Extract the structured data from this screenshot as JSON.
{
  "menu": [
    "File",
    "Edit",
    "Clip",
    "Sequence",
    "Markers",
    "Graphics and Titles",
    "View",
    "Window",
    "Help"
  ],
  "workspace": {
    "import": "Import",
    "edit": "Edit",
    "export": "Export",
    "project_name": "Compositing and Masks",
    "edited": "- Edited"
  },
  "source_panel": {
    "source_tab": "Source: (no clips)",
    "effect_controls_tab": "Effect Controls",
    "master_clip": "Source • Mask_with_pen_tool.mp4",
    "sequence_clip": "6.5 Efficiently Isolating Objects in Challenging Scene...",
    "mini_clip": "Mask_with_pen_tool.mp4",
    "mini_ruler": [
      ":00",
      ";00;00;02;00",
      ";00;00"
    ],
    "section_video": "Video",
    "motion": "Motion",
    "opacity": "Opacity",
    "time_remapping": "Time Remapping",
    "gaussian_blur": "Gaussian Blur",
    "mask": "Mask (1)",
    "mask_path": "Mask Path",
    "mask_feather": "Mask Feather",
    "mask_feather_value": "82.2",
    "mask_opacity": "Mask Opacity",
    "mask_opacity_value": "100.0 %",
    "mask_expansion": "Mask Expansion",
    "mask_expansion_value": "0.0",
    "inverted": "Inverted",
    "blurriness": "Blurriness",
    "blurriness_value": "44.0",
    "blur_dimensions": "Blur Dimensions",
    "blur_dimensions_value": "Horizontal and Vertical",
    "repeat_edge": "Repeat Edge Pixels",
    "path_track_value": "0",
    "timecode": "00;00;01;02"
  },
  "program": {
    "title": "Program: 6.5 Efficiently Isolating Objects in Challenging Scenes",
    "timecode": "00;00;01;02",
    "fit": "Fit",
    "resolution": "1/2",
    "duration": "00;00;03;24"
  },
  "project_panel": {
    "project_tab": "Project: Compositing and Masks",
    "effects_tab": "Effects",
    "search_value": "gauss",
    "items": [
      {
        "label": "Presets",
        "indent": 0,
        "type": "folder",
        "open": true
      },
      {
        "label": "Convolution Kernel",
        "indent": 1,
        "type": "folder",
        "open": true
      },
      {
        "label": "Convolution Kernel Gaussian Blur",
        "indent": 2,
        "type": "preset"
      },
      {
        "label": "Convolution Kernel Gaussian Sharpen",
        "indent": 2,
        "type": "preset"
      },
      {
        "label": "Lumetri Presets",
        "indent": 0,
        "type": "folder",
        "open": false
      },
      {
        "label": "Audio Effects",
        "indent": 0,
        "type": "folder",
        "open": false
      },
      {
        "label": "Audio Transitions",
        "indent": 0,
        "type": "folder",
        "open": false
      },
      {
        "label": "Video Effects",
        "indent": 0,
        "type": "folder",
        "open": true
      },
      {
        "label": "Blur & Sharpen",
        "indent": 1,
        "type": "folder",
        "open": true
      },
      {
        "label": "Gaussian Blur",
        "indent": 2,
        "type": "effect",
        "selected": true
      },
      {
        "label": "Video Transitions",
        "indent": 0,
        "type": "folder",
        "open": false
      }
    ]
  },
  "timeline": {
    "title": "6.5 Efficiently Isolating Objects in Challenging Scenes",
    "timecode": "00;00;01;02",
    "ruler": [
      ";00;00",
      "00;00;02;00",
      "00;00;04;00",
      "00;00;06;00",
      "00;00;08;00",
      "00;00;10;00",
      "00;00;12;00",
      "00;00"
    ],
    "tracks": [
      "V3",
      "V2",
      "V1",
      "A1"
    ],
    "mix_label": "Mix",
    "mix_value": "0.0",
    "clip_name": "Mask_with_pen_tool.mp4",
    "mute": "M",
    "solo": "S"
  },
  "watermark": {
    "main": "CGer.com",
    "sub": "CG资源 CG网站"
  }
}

===

• [WHAT THE EXERCISE ASKS]
Out of the preceding entries, pull every line containing the string "Objects".

• [EXERCISE RESULT]
    "sequence_clip": "6.5 Efficiently Isolating Objects in Challenging Scene...",
    "title": "Program: 6.5 Efficiently Isolating Objects in Challenging Scenes",
    "title": "6.5 Efficiently Isolating Objects in Challenging Scenes",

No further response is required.